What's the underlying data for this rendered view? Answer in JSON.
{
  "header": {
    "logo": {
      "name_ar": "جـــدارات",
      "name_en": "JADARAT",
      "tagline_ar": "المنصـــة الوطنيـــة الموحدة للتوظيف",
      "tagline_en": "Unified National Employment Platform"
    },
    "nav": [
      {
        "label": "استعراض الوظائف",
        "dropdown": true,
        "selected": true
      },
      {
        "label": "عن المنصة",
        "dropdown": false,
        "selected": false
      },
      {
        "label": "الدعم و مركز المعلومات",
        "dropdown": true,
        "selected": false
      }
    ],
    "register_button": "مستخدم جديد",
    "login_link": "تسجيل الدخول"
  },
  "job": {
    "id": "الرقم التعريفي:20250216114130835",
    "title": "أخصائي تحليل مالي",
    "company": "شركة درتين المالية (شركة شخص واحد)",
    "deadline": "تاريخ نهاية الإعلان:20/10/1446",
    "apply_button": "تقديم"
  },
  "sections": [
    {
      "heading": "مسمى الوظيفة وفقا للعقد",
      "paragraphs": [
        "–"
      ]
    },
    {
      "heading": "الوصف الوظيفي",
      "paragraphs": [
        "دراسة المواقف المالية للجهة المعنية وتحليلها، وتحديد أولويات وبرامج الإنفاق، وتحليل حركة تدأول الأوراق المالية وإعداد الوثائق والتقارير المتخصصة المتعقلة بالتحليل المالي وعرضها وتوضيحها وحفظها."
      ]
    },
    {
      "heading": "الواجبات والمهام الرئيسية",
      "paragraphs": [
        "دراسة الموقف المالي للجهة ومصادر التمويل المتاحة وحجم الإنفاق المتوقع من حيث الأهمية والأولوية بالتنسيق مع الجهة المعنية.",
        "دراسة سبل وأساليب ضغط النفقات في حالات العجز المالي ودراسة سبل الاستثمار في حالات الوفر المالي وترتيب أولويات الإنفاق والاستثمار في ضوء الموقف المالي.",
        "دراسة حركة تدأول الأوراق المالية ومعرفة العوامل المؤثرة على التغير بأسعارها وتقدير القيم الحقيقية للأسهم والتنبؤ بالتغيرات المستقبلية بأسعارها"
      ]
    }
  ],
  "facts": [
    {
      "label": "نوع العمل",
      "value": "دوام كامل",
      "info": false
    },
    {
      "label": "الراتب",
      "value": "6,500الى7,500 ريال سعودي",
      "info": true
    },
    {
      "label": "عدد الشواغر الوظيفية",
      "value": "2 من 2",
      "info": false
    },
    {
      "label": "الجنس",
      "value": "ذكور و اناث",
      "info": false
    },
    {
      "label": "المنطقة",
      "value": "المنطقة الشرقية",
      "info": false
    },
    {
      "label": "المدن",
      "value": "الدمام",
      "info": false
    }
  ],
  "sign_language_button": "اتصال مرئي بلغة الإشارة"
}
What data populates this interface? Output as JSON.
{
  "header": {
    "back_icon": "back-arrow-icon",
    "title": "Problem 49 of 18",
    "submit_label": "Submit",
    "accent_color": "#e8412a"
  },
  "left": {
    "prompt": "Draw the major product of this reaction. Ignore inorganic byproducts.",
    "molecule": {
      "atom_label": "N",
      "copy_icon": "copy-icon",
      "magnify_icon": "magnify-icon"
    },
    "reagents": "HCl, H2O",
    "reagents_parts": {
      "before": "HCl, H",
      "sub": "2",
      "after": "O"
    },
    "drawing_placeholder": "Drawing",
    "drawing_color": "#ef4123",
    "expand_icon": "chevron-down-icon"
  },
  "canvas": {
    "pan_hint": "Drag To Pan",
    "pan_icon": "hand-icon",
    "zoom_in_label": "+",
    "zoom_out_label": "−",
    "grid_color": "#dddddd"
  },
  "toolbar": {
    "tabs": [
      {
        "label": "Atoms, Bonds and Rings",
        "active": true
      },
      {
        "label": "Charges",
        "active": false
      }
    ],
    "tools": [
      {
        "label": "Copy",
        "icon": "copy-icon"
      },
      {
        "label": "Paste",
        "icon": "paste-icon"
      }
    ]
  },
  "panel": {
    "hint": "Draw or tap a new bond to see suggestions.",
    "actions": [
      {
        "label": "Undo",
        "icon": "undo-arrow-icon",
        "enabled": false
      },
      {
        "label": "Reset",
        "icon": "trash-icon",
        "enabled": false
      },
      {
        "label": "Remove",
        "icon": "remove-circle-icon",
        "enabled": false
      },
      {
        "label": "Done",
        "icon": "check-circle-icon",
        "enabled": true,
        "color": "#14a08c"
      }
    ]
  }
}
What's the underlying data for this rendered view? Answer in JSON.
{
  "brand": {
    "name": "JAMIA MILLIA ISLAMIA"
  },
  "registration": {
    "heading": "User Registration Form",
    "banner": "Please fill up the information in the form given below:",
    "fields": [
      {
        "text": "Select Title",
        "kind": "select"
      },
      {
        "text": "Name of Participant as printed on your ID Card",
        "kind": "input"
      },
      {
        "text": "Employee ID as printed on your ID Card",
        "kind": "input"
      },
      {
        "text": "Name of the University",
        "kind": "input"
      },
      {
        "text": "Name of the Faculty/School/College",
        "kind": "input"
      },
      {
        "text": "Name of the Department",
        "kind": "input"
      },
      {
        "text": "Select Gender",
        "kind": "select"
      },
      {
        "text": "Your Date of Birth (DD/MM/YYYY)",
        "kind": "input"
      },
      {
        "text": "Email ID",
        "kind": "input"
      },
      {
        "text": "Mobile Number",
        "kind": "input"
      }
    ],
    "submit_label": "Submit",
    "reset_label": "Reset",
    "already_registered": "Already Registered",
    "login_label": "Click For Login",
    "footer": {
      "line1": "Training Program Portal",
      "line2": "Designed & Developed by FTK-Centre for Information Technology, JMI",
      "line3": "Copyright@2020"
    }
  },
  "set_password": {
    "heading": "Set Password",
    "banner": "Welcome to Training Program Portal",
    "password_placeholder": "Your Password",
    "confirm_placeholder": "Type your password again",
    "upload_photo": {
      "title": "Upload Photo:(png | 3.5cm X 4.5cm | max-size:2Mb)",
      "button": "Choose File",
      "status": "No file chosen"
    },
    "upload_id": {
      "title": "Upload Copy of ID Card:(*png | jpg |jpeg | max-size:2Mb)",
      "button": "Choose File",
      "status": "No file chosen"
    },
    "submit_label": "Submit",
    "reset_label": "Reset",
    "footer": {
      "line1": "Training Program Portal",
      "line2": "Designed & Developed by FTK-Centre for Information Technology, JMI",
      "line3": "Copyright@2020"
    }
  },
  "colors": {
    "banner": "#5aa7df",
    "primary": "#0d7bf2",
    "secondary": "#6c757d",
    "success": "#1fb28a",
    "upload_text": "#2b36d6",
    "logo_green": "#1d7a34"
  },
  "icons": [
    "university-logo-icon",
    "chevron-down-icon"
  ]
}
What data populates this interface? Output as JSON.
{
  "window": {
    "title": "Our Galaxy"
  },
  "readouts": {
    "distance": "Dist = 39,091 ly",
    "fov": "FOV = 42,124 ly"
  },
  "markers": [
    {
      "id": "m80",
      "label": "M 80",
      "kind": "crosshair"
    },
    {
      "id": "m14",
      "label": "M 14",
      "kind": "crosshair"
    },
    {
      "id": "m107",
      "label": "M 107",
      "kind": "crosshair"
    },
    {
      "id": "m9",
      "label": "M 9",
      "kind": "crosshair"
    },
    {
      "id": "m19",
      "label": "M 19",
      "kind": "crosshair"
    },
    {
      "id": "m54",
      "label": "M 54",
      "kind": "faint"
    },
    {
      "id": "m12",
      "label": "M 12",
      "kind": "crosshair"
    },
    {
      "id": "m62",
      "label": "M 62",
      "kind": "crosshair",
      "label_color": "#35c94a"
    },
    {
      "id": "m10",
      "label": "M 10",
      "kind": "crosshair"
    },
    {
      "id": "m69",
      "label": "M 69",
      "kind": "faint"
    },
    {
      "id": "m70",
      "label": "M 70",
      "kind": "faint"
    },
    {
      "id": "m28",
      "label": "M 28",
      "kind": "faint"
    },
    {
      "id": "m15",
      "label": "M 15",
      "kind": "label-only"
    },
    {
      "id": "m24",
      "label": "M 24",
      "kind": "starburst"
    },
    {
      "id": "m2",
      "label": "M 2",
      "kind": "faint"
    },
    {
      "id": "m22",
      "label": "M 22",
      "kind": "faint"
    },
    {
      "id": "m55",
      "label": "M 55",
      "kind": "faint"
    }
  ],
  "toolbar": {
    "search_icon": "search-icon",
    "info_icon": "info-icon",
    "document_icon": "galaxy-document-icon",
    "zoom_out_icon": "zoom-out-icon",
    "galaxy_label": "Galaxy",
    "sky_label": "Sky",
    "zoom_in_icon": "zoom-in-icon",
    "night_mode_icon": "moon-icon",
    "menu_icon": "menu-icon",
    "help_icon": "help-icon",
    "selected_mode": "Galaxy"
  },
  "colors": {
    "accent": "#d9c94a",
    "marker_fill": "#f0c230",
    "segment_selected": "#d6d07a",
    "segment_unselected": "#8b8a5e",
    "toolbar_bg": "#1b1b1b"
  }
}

(TASK TO COMPLETE): Which lines contain the word "value"? Copy each one.

(TASK ANSWER):
      "value": "دوام كامل",
      "value": "6,500الى7,500 ريال سعودي",
      "value": "2 من 2",
      "value": "ذكور و اناث",
      "value": "المنطقة الشرقية",
      "value": "الدمام",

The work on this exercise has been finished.